**Records to use:**
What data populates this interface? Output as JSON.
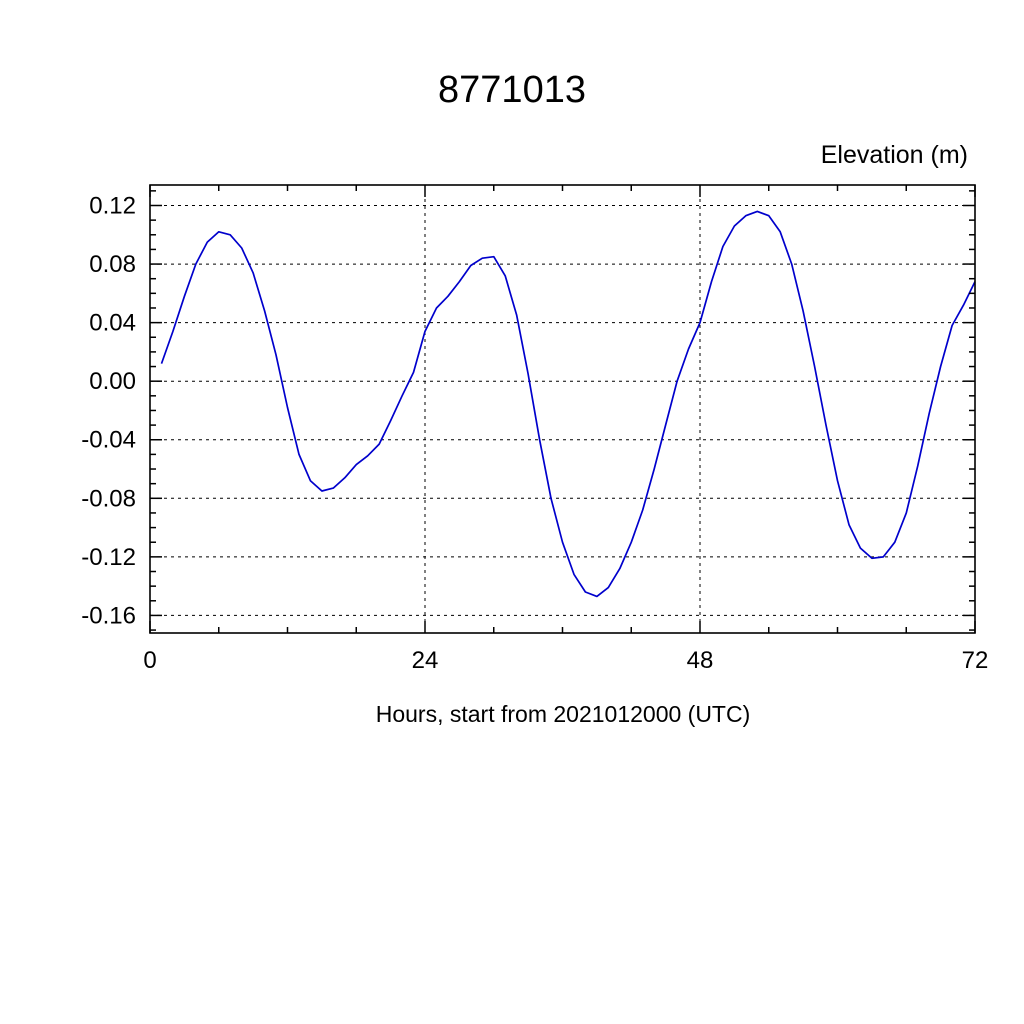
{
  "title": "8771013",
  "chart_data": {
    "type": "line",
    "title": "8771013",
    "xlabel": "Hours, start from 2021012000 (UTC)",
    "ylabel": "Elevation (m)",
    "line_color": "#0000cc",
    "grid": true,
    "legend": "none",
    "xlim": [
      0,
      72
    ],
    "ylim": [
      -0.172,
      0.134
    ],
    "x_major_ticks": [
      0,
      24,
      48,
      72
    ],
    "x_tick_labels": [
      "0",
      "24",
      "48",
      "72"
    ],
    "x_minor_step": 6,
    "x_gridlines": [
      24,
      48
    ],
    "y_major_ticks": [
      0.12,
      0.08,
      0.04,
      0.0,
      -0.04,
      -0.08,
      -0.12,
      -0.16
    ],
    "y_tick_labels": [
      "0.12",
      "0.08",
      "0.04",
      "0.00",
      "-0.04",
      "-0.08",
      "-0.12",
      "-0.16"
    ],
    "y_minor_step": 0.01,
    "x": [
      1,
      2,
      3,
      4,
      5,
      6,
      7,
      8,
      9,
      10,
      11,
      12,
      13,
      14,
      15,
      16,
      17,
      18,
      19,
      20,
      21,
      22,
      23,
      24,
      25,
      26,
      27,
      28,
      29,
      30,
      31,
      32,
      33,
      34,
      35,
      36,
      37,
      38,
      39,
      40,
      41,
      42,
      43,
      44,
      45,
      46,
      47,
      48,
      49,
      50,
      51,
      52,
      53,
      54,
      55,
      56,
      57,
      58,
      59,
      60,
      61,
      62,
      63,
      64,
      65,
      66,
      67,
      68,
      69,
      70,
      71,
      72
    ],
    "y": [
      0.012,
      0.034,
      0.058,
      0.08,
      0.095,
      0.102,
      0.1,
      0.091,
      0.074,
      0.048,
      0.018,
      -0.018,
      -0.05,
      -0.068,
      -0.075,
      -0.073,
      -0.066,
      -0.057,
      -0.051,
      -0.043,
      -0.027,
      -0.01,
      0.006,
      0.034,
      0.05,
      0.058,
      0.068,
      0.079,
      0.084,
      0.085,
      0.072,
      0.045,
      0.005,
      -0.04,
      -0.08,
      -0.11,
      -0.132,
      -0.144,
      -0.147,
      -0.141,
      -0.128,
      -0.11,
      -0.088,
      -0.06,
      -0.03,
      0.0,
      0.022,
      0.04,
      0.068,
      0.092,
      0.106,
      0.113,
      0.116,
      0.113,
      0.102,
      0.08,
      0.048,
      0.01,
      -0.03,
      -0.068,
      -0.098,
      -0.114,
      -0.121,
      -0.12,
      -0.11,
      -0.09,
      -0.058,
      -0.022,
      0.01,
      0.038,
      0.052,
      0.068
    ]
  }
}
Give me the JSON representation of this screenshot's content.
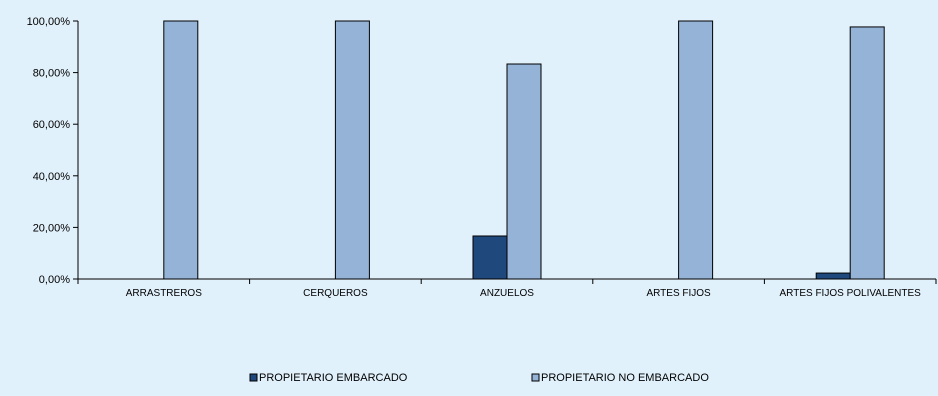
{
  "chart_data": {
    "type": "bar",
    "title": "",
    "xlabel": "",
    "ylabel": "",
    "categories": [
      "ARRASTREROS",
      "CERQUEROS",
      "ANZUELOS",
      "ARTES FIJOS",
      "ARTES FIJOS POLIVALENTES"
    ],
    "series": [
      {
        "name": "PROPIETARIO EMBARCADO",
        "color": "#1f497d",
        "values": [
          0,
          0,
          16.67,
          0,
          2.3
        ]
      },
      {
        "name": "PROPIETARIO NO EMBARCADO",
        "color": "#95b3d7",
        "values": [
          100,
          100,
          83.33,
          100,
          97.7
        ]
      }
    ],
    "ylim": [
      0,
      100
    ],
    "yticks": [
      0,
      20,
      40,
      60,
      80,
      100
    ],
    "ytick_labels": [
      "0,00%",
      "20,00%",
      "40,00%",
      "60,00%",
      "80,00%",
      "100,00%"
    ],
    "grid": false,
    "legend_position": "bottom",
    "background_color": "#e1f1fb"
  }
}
...
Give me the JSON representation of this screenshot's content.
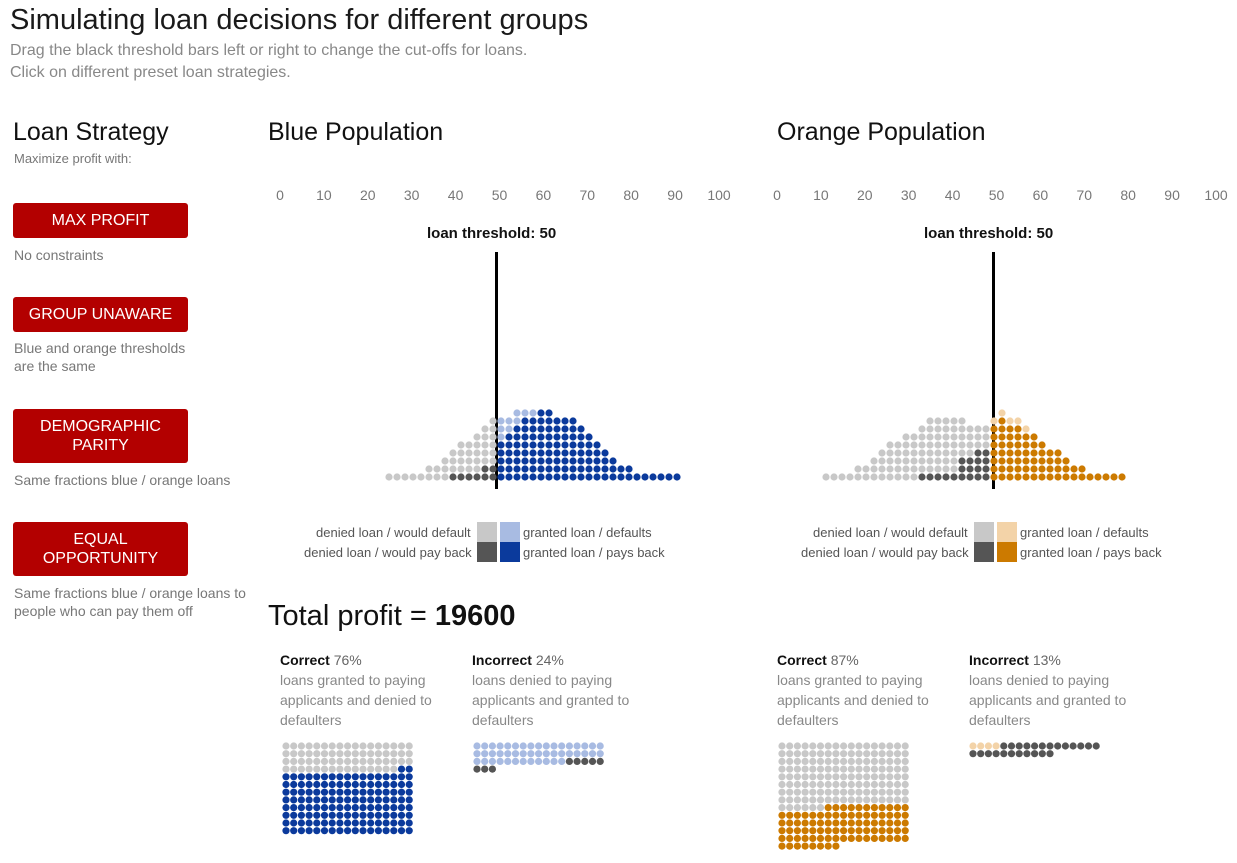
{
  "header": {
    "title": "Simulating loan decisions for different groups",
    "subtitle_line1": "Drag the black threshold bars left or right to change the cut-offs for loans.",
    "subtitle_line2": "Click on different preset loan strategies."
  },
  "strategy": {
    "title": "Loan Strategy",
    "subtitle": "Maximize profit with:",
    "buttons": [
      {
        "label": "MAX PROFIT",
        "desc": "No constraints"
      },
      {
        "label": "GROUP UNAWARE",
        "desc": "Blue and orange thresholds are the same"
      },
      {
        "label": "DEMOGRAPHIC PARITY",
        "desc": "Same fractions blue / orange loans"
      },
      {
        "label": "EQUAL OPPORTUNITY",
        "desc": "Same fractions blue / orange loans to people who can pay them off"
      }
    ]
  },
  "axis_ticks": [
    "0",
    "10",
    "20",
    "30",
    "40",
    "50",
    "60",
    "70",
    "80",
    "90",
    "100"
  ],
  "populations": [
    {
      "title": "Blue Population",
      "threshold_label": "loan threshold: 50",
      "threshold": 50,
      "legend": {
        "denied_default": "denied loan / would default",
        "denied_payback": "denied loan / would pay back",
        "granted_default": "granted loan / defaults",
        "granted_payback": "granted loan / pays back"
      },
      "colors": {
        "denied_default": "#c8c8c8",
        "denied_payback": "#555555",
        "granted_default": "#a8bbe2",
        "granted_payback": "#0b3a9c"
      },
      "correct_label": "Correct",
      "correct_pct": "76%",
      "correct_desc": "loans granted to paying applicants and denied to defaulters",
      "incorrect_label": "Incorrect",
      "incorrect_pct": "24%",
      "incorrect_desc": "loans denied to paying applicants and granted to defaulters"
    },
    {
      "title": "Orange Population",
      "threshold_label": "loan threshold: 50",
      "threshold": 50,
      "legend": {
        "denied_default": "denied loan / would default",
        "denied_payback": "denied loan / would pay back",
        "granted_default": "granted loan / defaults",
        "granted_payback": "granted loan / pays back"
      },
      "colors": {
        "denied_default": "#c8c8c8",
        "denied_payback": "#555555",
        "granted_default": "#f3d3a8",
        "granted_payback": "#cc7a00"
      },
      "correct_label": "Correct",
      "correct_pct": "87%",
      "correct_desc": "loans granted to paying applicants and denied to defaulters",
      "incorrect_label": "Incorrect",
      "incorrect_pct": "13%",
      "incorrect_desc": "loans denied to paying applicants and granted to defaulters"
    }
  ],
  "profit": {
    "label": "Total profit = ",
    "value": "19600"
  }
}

**Written problem:**
Identify every line where the string "fractions" appears.

**Exercise result:**
        "desc": "Same fractions blue / orange loans"
        "desc": "Same fractions blue / orange loans to people who can pay them off"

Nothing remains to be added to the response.